Records excerpted from a collection:
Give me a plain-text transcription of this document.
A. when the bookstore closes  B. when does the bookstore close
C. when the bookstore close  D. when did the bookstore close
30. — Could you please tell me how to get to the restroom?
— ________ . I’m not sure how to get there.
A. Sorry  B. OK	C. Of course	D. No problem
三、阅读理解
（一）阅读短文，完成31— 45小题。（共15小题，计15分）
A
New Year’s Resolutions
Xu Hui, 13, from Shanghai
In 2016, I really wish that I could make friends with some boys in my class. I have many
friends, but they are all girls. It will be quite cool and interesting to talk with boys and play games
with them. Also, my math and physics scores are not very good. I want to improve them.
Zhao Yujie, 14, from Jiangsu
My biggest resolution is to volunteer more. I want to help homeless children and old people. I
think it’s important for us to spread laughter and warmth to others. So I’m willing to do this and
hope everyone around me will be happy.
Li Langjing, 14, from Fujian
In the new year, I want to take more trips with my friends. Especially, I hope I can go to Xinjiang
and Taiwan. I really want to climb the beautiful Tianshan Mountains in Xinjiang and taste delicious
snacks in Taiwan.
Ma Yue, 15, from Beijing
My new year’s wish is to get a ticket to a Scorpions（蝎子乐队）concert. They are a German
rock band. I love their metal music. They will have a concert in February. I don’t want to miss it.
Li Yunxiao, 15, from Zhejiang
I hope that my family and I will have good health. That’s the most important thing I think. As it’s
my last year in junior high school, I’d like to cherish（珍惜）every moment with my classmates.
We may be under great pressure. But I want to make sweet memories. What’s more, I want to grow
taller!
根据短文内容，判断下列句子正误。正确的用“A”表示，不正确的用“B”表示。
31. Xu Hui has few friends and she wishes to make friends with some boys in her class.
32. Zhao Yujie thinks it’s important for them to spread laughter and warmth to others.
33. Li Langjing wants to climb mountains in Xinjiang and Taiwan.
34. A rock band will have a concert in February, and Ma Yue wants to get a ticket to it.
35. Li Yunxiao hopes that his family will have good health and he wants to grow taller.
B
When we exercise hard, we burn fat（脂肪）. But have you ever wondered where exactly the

- [WRITTEN TASK]:
Your task is to repeat every entry exactly.

- [EXPECTED OUTPUT]:
Give me a plain-text transcription of this document.
A. when the bookstore closes  B. when does the bookstore close
C. when the bookstore close  D. when did the bookstore close
30. — Could you please tell me how to get to the restroom?
— ________ . I’m not sure how to get there.
A. Sorry  B. OK	C. Of course	D. No problem
三、阅读理解
（一）阅读短文，完成31— 45小题。（共15小题，计15分）
A
New Year’s Resolutions
Xu Hui, 13, from Shanghai
In 2016, I really wish that I could make friends with some boys in my class. I have many
friends, but they are all girls. It will be quite cool and interesting to talk with boys and play games
with them. Also, my math and physics scores are not very good. I want to improve them.
Zhao Yujie, 14, from Jiangsu
My biggest resolution is to volunteer more. I want to help homeless children and old people. I
think it’s important for us to spread laughter and warmth to others. So I’m willing to do this and
hope everyone around me will be happy.
Li Langjing, 14, from Fujian
In the new year, I want to take more trips with my friends. Especially, I hope I can go to Xinjiang
and Taiwan. I really want to climb the beautiful Tianshan Mountains in Xinjiang and taste delicious
snacks in Taiwan.
Ma Yue, 15, from Beijing
My new year’s wish is to get a ticket to a Scorpions（蝎子乐队）concert. They are a German
rock band. I love their metal music. They will have a concert in February. I don’t want to miss it.
Li Yunxiao, 15, from Zhejiang
I hope that my family and I will have good health. That’s the most important thing I think. As it’s
my last year in junior high school, I’d like to cherish（珍惜）every moment with my classmates.
We may be under great pressure. But I want to make sweet memories. What’s more, I want to grow
taller!
根据短文内容，判断下列句子正误。正确的用“A”表示，不正确的用“B”表示。
31. Xu Hui has few friends and she wishes to make friends with some boys in her class.
32. Zhao Yujie thinks it’s important for them to spread laughter and warmth to others.
33. Li Langjing wants to climb mountains in Xinjiang and Taiwan.
34. A rock band will have a concert in February, and Ma Yue wants to get a ticket to it.
35. Li Yunxiao hopes that his family will have good health and he wants to grow taller.
B
When we exercise hard, we burn fat（脂肪）. But have you ever wondered where exactly the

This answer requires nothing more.